Data listing:
****************************************

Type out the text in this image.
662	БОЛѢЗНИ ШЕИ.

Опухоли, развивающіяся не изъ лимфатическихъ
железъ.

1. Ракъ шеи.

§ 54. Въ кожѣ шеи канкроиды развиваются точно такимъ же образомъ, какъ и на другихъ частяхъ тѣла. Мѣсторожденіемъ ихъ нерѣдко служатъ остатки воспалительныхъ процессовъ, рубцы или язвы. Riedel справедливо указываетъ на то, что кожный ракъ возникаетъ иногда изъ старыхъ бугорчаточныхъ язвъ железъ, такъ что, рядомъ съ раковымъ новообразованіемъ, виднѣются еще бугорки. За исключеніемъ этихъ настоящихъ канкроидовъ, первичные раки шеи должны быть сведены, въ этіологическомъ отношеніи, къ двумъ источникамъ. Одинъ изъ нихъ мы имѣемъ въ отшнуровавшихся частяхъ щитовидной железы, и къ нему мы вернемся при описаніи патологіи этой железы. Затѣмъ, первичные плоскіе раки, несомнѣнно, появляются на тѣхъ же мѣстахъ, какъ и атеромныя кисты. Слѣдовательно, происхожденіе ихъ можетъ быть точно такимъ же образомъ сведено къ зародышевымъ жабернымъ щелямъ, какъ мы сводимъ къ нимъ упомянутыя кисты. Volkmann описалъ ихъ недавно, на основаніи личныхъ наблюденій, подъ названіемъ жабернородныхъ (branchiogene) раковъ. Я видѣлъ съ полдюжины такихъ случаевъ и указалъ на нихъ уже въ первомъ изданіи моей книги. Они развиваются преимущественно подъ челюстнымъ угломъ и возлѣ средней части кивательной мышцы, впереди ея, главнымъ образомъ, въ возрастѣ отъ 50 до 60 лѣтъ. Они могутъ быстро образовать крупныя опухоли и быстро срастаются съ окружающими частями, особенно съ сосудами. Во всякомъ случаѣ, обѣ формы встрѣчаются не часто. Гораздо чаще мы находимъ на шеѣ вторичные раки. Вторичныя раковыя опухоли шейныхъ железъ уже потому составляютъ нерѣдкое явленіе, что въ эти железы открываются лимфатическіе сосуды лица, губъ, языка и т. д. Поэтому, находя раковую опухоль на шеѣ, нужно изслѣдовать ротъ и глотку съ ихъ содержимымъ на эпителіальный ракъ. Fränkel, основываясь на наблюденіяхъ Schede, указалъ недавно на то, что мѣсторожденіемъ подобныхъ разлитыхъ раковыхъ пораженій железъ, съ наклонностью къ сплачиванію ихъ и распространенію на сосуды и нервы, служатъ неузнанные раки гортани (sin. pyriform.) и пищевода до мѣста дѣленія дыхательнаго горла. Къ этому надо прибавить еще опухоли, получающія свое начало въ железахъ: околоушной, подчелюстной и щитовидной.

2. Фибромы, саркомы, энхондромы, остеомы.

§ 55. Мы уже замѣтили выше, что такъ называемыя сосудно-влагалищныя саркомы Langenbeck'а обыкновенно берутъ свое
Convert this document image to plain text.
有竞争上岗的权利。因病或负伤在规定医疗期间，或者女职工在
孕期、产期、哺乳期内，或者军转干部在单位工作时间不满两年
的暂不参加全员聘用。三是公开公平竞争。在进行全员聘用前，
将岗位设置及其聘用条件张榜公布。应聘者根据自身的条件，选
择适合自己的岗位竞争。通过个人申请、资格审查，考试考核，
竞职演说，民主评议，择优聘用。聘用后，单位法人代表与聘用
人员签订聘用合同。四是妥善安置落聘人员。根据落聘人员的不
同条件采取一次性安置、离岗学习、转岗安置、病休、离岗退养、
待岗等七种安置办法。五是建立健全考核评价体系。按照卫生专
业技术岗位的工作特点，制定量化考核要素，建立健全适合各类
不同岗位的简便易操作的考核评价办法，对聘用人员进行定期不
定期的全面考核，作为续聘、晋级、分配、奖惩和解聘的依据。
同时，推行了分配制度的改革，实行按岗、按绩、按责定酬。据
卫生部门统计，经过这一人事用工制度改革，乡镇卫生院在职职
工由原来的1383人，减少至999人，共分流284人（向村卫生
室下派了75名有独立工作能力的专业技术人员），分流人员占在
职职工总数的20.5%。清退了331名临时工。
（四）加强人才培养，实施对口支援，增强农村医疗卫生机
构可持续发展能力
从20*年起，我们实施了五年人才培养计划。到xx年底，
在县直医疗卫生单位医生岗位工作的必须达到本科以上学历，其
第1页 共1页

****************************************

Transcribe the material above in its entirety. Match it exactly.

## RESULT OF THE EXERCISE
Type out the text in this image.
662	БОЛѢЗНИ ШЕИ.

Опухоли, развивающіяся не изъ лимфатическихъ
железъ.

1. Ракъ шеи.

§ 54. Въ кожѣ шеи канкроиды развиваются точно такимъ же образомъ, какъ и на другихъ частяхъ тѣла. Мѣсторожденіемъ ихъ нерѣдко служатъ остатки воспалительныхъ процессовъ, рубцы или язвы. Riedel справедливо указываетъ на то, что кожный ракъ возникаетъ иногда изъ старыхъ бугорчаточныхъ язвъ железъ, такъ что, рядомъ съ раковымъ новообразованіемъ, виднѣются еще бугорки. За исключеніемъ этихъ настоящихъ канкроидовъ, первичные раки шеи должны быть сведены, въ этіологическомъ отношеніи, къ двумъ источникамъ. Одинъ изъ нихъ мы имѣемъ въ отшнуровавшихся частяхъ щитовидной железы, и къ нему мы вернемся при описаніи патологіи этой железы. Затѣмъ, первичные плоскіе раки, несомнѣнно, появляются на тѣхъ же мѣстахъ, какъ и атеромныя кисты. Слѣдовательно, происхожденіе ихъ можетъ быть точно такимъ же образомъ сведено къ зародышевымъ жабернымъ щелямъ, какъ мы сводимъ къ нимъ упомянутыя кисты. Volkmann описалъ ихъ недавно, на основаніи личныхъ наблюденій, подъ названіемъ жабернородныхъ (branchiogene) раковъ. Я видѣлъ съ полдюжины такихъ случаевъ и указалъ на нихъ уже въ первомъ изданіи моей книги. Они развиваются преимущественно подъ челюстнымъ угломъ и возлѣ средней части кивательной мышцы, впереди ея, главнымъ образомъ, въ возрастѣ отъ 50 до 60 лѣтъ. Они могутъ быстро образовать крупныя опухоли и быстро срастаются съ окружающими частями, особенно съ сосудами. Во всякомъ случаѣ, обѣ формы встрѣчаются не часто. Гораздо чаще мы находимъ на шеѣ вторичные раки. Вторичныя раковыя опухоли шейныхъ железъ уже потому составляютъ нерѣдкое явленіе, что въ эти железы открываются лимфатическіе сосуды лица, губъ, языка и т. д. Поэтому, находя раковую опухоль на шеѣ, нужно изслѣдовать ротъ и глотку съ ихъ содержимымъ на эпителіальный ракъ. Fränkel, основываясь на наблюденіяхъ Schede, указалъ недавно на то, что мѣсторожденіемъ подобныхъ разлитыхъ раковыхъ пораженій железъ, съ наклонностью къ сплачиванію ихъ и распространенію на сосуды и нервы, служатъ неузнанные раки гортани (sin. pyriform.) и пищевода до мѣста дѣленія дыхательнаго горла. Къ этому надо прибавить еще опухоли, получающія свое начало въ железахъ: околоушной, подчелюстной и щитовидной.

2. Фибромы, саркомы, энхондромы, остеомы.

§ 55. Мы уже замѣтили выше, что такъ называемыя сосудно-влагалищныя саркомы Langenbeck'а обыкновенно берутъ свое
Convert this document image to plain text.
有竞争上岗的权利。因病或负伤在规定医疗期间，或者女职工在
孕期、产期、哺乳期内，或者军转干部在单位工作时间不满两年
的暂不参加全员聘用。三是公开公平竞争。在进行全员聘用前，
将岗位设置及其聘用条件张榜公布。应聘者根据自身的条件，选
择适合自己的岗位竞争。通过个人申请、资格审查，考试考核，
竞职演说，民主评议，择优聘用。聘用后，单位法人代表与聘用
人员签订聘用合同。四是妥善安置落聘人员。根据落聘人员的不
同条件采取一次性安置、离岗学习、转岗安置、病休、离岗退养、
待岗等七种安置办法。五是建立健全考核评价体系。按照卫生专
业技术岗位的工作特点，制定量化考核要素，建立健全适合各类
不同岗位的简便易操作的考核评价办法，对聘用人员进行定期不
定期的全面考核，作为续聘、晋级、分配、奖惩和解聘的依据。
同时，推行了分配制度的改革，实行按岗、按绩、按责定酬。据
卫生部门统计，经过这一人事用工制度改革，乡镇卫生院在职职
工由原来的1383人，减少至999人，共分流284人（向村卫生
室下派了75名有独立工作能力的专业技术人员），分流人员占在
职职工总数的20.5%。清退了331名临时工。
（四）加强人才培养，实施对口支援，增强农村医疗卫生机
构可持续发展能力
从20*年起，我们实施了五年人才培养计划。到xx年底，
在县直医疗卫生单位医生岗位工作的必须达到本科以上学历，其
第1页 共1页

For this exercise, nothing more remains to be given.